#### [Given problem]
Reproduce the data exactly and drop any pictures it holds.

#### [Input for this task]
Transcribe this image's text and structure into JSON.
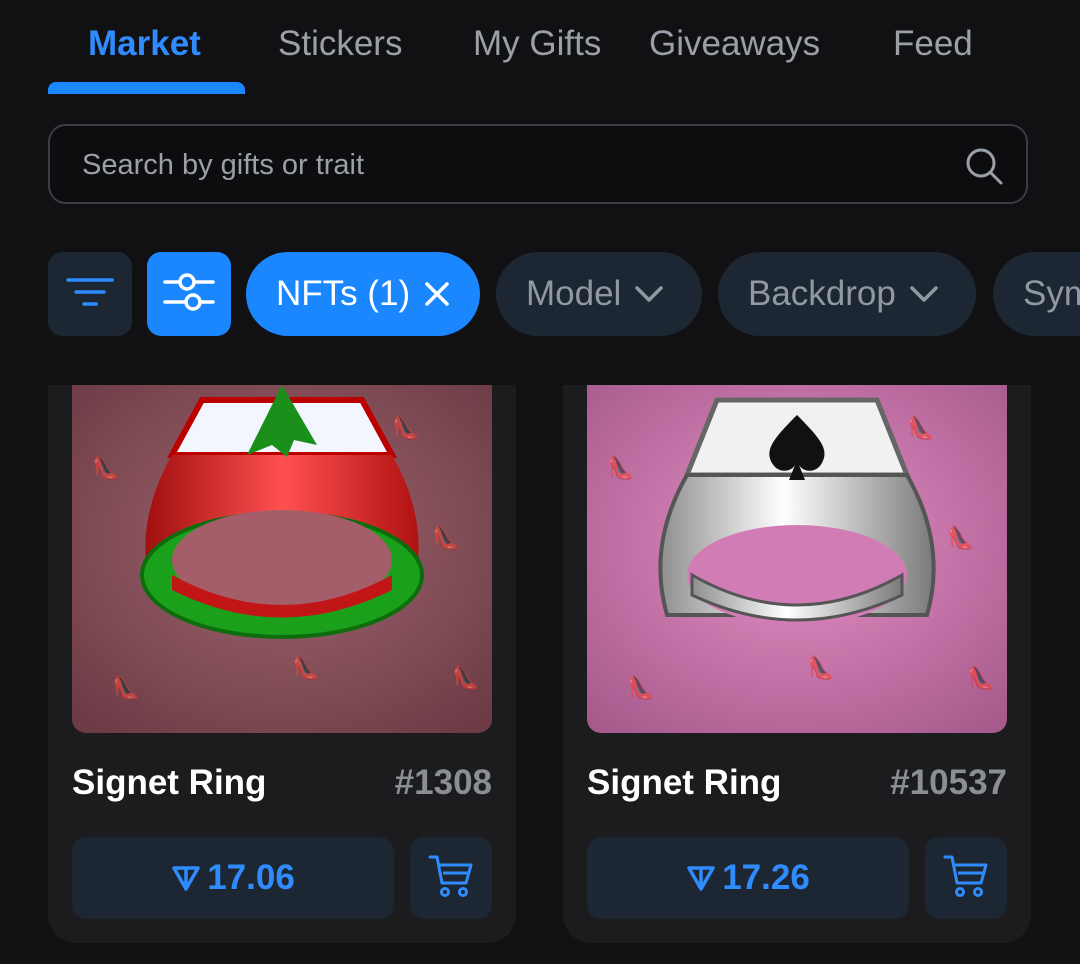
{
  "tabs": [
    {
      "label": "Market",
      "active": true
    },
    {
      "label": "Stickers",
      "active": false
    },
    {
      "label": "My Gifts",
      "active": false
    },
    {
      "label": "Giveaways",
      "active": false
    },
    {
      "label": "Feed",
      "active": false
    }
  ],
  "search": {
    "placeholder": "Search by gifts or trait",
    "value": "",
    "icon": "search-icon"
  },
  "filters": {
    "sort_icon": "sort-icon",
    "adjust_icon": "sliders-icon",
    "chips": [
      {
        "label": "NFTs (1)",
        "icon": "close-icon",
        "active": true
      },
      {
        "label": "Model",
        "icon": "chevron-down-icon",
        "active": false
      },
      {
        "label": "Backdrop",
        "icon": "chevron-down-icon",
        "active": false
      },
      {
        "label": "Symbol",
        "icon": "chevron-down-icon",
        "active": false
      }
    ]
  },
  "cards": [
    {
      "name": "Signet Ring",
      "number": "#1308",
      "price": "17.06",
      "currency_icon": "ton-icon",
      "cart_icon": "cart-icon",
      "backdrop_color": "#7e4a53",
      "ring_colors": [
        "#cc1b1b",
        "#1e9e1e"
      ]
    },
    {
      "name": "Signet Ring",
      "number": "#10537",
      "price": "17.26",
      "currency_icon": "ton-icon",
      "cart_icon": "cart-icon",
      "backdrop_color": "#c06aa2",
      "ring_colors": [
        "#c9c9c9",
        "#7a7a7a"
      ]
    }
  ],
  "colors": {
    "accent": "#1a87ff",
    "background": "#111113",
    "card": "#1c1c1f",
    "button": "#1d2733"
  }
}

#### [Answer in full]
Transcribe this image's text and structure into JSON.
{
  "tabs": [
    {
      "label": "Market",
      "active": true
    },
    {
      "label": "Stickers",
      "active": false
    },
    {
      "label": "My Gifts",
      "active": false
    },
    {
      "label": "Giveaways",
      "active": false
    },
    {
      "label": "Feed",
      "active": false
    }
  ],
  "search": {
    "placeholder": "Search by gifts or trait",
    "value": "",
    "icon": "search-icon"
  },
  "filters": {
    "sort_icon": "sort-icon",
    "adjust_icon": "sliders-icon",
    "chips": [
      {
        "label": "NFTs (1)",
        "icon": "close-icon",
        "active": true
      },
      {
        "label": "Model",
        "icon": "chevron-down-icon",
        "active": false
      },
      {
        "label": "Backdrop",
        "icon": "chevron-down-icon",
        "active": false
      },
      {
        "label": "Symbol",
        "icon": "chevron-down-icon",
        "active": false
      }
    ]
  },
  "cards": [
    {
      "name": "Signet Ring",
      "number": "#1308",
      "price": "17.06",
      "currency_icon": "ton-icon",
      "cart_icon": "cart-icon",
      "backdrop_color": "#7e4a53",
      "ring_colors": [
        "#cc1b1b",
        "#1e9e1e"
      ]
    },
    {
      "name": "Signet Ring",
      "number": "#10537",
      "price": "17.26",
      "currency_icon": "ton-icon",
      "cart_icon": "cart-icon",
      "backdrop_color": "#c06aa2",
      "ring_colors": [
        "#c9c9c9",
        "#7a7a7a"
      ]
    }
  ],
  "colors": {
    "accent": "#1a87ff",
    "background": "#111113",
    "card": "#1c1c1f",
    "button": "#1d2733"
  }
}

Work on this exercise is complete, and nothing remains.